---------- RECORD EXCERPTS ----------
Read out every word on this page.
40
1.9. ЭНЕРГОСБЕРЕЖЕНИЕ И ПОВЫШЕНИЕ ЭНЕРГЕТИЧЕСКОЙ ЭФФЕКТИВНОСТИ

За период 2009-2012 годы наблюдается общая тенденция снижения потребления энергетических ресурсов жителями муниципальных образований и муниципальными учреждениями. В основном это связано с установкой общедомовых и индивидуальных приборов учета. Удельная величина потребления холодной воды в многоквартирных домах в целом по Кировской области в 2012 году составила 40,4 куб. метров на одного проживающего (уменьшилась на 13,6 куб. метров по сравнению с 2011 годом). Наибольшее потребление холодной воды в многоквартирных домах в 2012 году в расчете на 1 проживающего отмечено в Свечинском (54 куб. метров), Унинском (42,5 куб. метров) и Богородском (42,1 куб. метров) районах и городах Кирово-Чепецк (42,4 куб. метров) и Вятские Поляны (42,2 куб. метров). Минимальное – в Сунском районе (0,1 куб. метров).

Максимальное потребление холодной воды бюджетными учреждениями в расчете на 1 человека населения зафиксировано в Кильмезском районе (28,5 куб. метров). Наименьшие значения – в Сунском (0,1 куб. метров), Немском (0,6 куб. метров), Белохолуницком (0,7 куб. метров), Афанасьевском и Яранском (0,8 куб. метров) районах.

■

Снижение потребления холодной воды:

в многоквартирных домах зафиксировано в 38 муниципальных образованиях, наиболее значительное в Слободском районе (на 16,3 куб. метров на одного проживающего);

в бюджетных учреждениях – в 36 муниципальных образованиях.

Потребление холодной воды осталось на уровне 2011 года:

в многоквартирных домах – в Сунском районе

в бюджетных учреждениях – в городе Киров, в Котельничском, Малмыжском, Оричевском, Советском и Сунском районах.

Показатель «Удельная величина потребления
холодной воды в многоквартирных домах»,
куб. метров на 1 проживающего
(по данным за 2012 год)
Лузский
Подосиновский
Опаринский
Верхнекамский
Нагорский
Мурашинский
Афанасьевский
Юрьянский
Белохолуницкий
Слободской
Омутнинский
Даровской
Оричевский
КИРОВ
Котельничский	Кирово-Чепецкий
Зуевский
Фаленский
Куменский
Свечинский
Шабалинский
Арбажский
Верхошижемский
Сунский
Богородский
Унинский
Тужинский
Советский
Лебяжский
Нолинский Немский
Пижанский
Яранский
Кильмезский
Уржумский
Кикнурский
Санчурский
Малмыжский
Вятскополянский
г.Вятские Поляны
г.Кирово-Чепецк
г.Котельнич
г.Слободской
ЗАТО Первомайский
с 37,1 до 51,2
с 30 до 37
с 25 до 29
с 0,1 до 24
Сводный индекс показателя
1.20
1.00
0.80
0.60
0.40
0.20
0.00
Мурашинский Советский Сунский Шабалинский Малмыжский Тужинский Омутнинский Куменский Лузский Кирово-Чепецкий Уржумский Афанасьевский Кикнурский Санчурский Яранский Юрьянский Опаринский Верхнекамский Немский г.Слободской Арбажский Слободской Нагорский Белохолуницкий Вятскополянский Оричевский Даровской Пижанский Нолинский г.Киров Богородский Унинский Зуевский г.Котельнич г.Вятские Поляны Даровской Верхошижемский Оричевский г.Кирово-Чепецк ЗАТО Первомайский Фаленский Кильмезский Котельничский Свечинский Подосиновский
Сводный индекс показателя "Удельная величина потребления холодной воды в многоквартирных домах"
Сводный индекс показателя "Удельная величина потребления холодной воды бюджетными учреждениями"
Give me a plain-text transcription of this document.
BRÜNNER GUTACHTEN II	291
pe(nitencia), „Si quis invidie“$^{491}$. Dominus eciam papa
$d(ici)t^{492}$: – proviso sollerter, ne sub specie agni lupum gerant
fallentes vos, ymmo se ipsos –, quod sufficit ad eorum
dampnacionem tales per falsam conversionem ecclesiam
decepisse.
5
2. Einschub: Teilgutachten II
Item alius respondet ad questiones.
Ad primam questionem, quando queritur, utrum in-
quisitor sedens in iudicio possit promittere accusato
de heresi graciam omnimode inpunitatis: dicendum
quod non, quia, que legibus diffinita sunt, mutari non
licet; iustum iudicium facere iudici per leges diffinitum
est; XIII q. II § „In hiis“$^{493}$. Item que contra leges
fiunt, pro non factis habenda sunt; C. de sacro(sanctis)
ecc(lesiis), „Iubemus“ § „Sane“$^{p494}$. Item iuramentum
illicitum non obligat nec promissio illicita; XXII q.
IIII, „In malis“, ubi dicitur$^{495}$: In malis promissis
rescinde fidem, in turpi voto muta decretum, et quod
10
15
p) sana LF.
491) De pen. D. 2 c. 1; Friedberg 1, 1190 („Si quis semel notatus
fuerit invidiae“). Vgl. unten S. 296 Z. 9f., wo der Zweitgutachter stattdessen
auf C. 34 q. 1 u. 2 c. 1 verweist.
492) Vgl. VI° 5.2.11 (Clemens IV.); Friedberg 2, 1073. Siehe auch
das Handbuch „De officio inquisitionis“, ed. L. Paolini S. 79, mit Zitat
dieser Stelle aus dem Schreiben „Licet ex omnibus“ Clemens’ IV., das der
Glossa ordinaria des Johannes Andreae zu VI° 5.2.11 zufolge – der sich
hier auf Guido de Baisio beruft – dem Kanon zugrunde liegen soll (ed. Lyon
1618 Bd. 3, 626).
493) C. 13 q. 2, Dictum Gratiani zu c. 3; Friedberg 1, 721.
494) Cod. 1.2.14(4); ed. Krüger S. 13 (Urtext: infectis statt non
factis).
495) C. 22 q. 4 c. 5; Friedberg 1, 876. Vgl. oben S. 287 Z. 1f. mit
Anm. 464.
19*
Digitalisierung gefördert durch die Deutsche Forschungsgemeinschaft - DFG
----------
- EXERCISE
Your task is to repeat the data exactly; please include every line.

- ANSWER
Read out every word on this page.
40
1.9. ЭНЕРГОСБЕРЕЖЕНИЕ И ПОВЫШЕНИЕ ЭНЕРГЕТИЧЕСКОЙ ЭФФЕКТИВНОСТИ

За период 2009-2012 годы наблюдается общая тенденция снижения потребления энергетических ресурсов жителями муниципальных образований и муниципальными учреждениями. В основном это связано с установкой общедомовых и индивидуальных приборов учета. Удельная величина потребления холодной воды в многоквартирных домах в целом по Кировской области в 2012 году составила 40,4 куб. метров на одного проживающего (уменьшилась на 13,6 куб. метров по сравнению с 2011 годом). Наибольшее потребление холодной воды в многоквартирных домах в 2012 году в расчете на 1 проживающего отмечено в Свечинском (54 куб. метров), Унинском (42,5 куб. метров) и Богородском (42,1 куб. метров) районах и городах Кирово-Чепецк (42,4 куб. метров) и Вятские Поляны (42,2 куб. метров). Минимальное – в Сунском районе (0,1 куб. метров).

Максимальное потребление холодной воды бюджетными учреждениями в расчете на 1 человека населения зафиксировано в Кильмезском районе (28,5 куб. метров). Наименьшие значения – в Сунском (0,1 куб. метров), Немском (0,6 куб. метров), Белохолуницком (0,7 куб. метров), Афанасьевском и Яранском (0,8 куб. метров) районах.

■

Снижение потребления холодной воды:

в многоквартирных домах зафиксировано в 38 муниципальных образованиях, наиболее значительное в Слободском районе (на 16,3 куб. метров на одного проживающего);

в бюджетных учреждениях – в 36 муниципальных образованиях.

Потребление холодной воды осталось на уровне 2011 года:

в многоквартирных домах – в Сунском районе

в бюджетных учреждениях – в городе Киров, в Котельничском, Малмыжском, Оричевском, Советском и Сунском районах.

Показатель «Удельная величина потребления
холодной воды в многоквартирных домах»,
куб. метров на 1 проживающего
(по данным за 2012 год)
Лузский
Подосиновский
Опаринский
Верхнекамский
Нагорский
Мурашинский
Афанасьевский
Юрьянский
Белохолуницкий
Слободской
Омутнинский
Даровской
Оричевский
КИРОВ
Котельничский	Кирово-Чепецкий
Зуевский
Фаленский
Куменский
Свечинский
Шабалинский
Арбажский
Верхошижемский
Сунский
Богородский
Унинский
Тужинский
Советский
Лебяжский
Нолинский Немский
Пижанский
Яранский
Кильмезский
Уржумский
Кикнурский
Санчурский
Малмыжский
Вятскополянский
г.Вятские Поляны
г.Кирово-Чепецк
г.Котельнич
г.Слободской
ЗАТО Первомайский
с 37,1 до 51,2
с 30 до 37
с 25 до 29
с 0,1 до 24
Сводный индекс показателя
1.20
1.00
0.80
0.60
0.40
0.20
0.00
Мурашинский Советский Сунский Шабалинский Малмыжский Тужинский Омутнинский Куменский Лузский Кирово-Чепецкий Уржумский Афанасьевский Кикнурский Санчурский Яранский Юрьянский Опаринский Верхнекамский Немский г.Слободской Арбажский Слободской Нагорский Белохолуницкий Вятскополянский Оричевский Даровской Пижанский Нолинский г.Киров Богородский Унинский Зуевский г.Котельнич г.Вятские Поляны Даровской Верхошижемский Оричевский г.Кирово-Чепецк ЗАТО Первомайский Фаленский Кильмезский Котельничский Свечинский Подосиновский
Сводный индекс показателя "Удельная величина потребления холодной воды в многоквартирных домах"
Сводный индекс показателя "Удельная величина потребления холодной воды бюджетными учреждениями"
Give me a plain-text transcription of this document.
BRÜNNER GUTACHTEN II	291
pe(nitencia), „Si quis invidie“$^{491}$. Dominus eciam papa
$d(ici)t^{492}$: – proviso sollerter, ne sub specie agni lupum gerant
fallentes vos, ymmo se ipsos –, quod sufficit ad eorum
dampnacionem tales per falsam conversionem ecclesiam
decepisse.
5
2. Einschub: Teilgutachten II
Item alius respondet ad questiones.
Ad primam questionem, quando queritur, utrum in-
quisitor sedens in iudicio possit promittere accusato
de heresi graciam omnimode inpunitatis: dicendum
quod non, quia, que legibus diffinita sunt, mutari non
licet; iustum iudicium facere iudici per leges diffinitum
est; XIII q. II § „In hiis“$^{493}$. Item que contra leges
fiunt, pro non factis habenda sunt; C. de sacro(sanctis)
ecc(lesiis), „Iubemus“ § „Sane“$^{p494}$. Item iuramentum
illicitum non obligat nec promissio illicita; XXII q.
IIII, „In malis“, ubi dicitur$^{495}$: In malis promissis
rescinde fidem, in turpi voto muta decretum, et quod
10
15
p) sana LF.
491) De pen. D. 2 c. 1; Friedberg 1, 1190 („Si quis semel notatus
fuerit invidiae“). Vgl. unten S. 296 Z. 9f., wo der Zweitgutachter stattdessen
auf C. 34 q. 1 u. 2 c. 1 verweist.
492) Vgl. VI° 5.2.11 (Clemens IV.); Friedberg 2, 1073. Siehe auch
das Handbuch „De officio inquisitionis“, ed. L. Paolini S. 79, mit Zitat
dieser Stelle aus dem Schreiben „Licet ex omnibus“ Clemens’ IV., das der
Glossa ordinaria des Johannes Andreae zu VI° 5.2.11 zufolge – der sich
hier auf Guido de Baisio beruft – dem Kanon zugrunde liegen soll (ed. Lyon
1618 Bd. 3, 626).
493) C. 13 q. 2, Dictum Gratiani zu c. 3; Friedberg 1, 721.
494) Cod. 1.2.14(4); ed. Krüger S. 13 (Urtext: infectis statt non
factis).
495) C. 22 q. 4 c. 5; Friedberg 1, 876. Vgl. oben S. 287 Z. 1f. mit
Anm. 464.
19*
Digitalisierung gefördert durch die Deutsche Forschungsgemeinschaft - DFG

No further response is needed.